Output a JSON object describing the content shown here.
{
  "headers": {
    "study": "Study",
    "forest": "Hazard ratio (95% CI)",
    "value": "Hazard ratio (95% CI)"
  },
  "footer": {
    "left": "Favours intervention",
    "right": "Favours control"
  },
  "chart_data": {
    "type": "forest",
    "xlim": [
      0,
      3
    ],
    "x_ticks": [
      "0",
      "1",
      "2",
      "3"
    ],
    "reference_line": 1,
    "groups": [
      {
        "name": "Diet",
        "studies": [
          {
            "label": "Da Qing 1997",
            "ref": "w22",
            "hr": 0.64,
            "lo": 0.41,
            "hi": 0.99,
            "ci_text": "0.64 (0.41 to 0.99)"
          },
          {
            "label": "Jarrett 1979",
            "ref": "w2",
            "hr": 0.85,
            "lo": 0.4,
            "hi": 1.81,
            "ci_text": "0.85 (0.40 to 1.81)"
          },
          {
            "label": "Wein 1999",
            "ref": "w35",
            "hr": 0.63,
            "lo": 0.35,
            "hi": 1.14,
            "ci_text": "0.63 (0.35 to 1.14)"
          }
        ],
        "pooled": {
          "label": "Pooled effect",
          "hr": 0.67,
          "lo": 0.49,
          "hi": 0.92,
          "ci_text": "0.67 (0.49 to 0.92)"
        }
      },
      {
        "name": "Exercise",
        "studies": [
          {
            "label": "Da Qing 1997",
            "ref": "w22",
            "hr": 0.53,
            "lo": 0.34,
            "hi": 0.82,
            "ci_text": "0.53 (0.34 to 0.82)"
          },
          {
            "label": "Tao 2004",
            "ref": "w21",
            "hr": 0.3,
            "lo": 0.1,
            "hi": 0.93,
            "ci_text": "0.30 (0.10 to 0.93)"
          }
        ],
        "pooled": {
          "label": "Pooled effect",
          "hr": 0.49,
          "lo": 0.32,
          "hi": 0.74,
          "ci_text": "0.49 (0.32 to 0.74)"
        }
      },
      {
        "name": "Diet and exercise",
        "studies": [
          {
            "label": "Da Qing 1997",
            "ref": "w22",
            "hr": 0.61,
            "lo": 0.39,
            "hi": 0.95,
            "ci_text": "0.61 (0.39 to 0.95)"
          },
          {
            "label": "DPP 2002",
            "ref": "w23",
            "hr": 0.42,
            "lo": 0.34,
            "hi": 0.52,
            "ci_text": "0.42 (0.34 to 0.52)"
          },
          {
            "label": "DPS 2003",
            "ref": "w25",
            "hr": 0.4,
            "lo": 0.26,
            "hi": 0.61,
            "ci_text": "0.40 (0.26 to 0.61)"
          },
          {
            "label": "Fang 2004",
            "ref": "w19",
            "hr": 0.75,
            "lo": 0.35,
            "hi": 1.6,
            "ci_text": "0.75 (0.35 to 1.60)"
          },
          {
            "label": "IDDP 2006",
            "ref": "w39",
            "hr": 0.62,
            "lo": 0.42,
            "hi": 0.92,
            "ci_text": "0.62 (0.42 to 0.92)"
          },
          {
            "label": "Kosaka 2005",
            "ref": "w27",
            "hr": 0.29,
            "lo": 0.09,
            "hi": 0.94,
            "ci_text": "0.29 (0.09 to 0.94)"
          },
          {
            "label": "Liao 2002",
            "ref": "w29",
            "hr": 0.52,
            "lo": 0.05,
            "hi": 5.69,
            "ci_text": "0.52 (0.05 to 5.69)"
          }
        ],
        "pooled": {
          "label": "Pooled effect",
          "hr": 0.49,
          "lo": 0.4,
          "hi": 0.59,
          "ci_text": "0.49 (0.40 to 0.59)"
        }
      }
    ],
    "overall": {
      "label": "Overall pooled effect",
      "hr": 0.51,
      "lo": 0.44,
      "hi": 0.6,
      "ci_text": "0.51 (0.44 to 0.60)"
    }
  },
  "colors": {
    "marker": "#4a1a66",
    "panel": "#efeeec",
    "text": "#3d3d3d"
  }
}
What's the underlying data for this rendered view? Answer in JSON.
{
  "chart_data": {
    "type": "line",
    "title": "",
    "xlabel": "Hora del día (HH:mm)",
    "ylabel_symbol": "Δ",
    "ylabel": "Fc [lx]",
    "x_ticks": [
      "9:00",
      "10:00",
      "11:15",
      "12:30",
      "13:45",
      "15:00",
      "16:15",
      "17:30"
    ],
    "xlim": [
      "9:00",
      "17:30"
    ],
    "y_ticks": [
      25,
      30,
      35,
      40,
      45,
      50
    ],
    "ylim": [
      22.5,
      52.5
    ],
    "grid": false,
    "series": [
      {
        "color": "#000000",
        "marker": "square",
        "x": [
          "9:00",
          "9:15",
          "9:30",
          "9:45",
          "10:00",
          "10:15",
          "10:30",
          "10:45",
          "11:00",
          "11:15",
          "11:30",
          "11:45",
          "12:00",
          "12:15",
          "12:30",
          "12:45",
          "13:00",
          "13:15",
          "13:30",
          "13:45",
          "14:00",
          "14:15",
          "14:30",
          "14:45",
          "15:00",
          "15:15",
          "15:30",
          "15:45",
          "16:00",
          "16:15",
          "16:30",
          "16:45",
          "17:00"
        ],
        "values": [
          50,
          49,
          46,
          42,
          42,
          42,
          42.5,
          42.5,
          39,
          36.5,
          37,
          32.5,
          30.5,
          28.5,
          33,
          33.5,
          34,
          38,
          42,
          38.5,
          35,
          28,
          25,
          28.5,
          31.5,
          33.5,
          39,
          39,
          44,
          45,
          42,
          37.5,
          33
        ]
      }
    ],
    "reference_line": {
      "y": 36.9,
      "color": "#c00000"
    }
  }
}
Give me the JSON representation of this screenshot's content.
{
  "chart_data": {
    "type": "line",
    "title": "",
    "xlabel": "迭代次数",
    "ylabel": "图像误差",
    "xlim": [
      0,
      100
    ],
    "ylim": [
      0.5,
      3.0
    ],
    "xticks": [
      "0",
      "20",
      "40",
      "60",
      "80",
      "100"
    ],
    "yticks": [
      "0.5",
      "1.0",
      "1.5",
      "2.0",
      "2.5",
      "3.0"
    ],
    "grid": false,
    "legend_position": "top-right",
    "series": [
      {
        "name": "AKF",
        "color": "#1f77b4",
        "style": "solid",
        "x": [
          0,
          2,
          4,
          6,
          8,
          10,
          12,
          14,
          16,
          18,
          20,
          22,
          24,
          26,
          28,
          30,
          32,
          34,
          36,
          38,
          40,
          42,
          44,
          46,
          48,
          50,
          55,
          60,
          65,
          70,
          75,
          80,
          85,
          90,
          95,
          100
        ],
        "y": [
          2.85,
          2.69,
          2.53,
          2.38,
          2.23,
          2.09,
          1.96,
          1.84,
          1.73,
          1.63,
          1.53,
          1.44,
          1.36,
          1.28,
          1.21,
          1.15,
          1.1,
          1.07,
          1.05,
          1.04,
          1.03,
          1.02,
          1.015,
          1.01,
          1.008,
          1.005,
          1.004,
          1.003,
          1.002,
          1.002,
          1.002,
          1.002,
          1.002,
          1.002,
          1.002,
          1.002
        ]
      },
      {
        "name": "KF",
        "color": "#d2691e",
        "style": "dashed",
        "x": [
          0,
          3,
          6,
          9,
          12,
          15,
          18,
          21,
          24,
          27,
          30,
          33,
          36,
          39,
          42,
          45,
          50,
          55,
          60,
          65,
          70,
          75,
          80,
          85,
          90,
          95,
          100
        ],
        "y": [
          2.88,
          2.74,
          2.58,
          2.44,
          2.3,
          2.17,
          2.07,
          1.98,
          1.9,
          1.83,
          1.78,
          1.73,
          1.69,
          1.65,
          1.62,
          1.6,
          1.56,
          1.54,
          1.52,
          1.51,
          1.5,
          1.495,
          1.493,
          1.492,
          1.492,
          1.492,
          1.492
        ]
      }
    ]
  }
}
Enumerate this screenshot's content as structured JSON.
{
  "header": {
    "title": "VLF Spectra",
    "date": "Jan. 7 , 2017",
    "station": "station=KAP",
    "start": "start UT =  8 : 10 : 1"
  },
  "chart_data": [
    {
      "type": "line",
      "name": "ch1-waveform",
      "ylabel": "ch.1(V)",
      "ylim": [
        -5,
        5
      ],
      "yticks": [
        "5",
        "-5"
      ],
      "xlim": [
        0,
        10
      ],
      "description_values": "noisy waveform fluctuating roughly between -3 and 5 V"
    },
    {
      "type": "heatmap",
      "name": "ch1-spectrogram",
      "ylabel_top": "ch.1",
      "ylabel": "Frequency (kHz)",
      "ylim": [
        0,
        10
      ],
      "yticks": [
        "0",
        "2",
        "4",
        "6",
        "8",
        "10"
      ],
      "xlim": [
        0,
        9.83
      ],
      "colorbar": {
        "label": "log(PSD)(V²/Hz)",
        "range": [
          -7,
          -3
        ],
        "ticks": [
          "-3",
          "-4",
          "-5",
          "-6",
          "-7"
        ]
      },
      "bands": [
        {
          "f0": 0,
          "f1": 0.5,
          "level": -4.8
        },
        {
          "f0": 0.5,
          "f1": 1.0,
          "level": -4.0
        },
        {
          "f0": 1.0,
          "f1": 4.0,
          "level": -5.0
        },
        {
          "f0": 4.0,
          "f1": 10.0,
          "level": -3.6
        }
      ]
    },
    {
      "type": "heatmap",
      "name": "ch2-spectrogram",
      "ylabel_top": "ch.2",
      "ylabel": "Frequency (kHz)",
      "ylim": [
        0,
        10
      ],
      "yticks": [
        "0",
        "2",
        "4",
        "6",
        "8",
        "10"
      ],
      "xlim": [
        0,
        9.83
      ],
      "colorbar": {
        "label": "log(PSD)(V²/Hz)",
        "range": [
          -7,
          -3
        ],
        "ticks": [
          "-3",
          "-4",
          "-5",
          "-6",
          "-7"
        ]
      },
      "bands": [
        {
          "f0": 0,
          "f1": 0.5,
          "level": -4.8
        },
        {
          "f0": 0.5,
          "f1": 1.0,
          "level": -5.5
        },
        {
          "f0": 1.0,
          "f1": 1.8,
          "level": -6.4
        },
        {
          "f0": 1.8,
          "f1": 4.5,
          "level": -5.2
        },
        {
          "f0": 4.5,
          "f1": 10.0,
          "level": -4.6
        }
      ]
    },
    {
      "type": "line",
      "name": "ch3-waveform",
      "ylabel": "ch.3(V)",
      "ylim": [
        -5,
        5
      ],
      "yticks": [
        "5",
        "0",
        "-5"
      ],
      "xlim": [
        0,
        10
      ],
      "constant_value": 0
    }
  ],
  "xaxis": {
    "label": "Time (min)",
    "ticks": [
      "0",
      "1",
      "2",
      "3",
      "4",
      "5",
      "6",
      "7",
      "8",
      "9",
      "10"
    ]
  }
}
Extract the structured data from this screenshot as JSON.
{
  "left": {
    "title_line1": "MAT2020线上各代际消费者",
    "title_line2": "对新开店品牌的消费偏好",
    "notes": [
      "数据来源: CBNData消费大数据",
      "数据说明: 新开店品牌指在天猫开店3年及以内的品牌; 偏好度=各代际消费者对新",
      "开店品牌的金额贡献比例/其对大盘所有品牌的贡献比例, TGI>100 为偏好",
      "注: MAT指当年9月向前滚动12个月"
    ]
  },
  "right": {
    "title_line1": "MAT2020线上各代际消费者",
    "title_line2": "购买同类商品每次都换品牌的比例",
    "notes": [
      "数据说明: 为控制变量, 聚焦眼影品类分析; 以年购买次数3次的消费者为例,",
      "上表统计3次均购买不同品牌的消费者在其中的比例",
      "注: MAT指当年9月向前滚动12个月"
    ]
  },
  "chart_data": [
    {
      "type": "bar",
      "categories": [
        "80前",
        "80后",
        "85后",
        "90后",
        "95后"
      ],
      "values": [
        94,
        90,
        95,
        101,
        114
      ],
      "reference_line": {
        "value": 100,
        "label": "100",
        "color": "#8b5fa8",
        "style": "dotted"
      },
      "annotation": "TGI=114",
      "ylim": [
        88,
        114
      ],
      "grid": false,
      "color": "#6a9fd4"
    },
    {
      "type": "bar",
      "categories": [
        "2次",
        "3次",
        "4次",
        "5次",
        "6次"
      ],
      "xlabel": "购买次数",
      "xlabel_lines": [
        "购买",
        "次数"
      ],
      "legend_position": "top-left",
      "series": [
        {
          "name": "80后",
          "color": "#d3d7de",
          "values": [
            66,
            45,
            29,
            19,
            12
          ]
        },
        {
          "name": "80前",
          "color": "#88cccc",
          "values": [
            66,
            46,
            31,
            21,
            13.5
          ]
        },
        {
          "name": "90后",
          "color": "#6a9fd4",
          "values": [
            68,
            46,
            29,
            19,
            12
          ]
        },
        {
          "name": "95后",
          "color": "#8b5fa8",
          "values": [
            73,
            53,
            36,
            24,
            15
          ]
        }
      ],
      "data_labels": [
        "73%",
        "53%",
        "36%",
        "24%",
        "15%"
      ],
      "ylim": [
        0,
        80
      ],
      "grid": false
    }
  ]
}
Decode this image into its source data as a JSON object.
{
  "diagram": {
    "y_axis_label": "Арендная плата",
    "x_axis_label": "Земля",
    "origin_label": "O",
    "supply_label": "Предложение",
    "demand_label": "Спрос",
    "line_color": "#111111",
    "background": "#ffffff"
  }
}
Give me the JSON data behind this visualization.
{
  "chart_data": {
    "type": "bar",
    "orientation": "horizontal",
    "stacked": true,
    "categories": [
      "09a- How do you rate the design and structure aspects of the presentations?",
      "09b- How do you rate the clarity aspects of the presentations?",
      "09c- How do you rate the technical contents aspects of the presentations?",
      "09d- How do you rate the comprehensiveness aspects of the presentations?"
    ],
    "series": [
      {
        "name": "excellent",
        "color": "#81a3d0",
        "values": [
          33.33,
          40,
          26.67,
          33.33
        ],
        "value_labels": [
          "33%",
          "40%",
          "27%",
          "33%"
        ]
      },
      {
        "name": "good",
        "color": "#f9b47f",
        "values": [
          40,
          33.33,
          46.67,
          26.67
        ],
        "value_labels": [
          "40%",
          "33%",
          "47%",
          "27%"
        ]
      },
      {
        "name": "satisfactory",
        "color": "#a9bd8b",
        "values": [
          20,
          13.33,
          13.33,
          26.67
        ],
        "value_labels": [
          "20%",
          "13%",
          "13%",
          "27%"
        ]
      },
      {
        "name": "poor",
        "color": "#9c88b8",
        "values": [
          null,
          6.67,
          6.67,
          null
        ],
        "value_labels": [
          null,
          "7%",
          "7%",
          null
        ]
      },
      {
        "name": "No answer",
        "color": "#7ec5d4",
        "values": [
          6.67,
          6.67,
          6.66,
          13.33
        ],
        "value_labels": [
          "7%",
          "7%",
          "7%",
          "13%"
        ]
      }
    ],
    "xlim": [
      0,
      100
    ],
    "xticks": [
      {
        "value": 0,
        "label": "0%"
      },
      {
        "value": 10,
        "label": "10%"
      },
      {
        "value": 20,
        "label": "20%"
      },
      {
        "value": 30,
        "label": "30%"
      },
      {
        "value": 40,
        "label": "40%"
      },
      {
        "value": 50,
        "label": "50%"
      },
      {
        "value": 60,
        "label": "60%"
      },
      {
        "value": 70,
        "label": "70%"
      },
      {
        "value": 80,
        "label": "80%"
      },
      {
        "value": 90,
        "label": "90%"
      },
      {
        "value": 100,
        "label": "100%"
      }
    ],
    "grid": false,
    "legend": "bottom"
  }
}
::::::::::
* **REQUIRED TASK**
Go through the material above and count the lines that contain "level"; answer with the number alone.

* **FULL OUTPUT**
9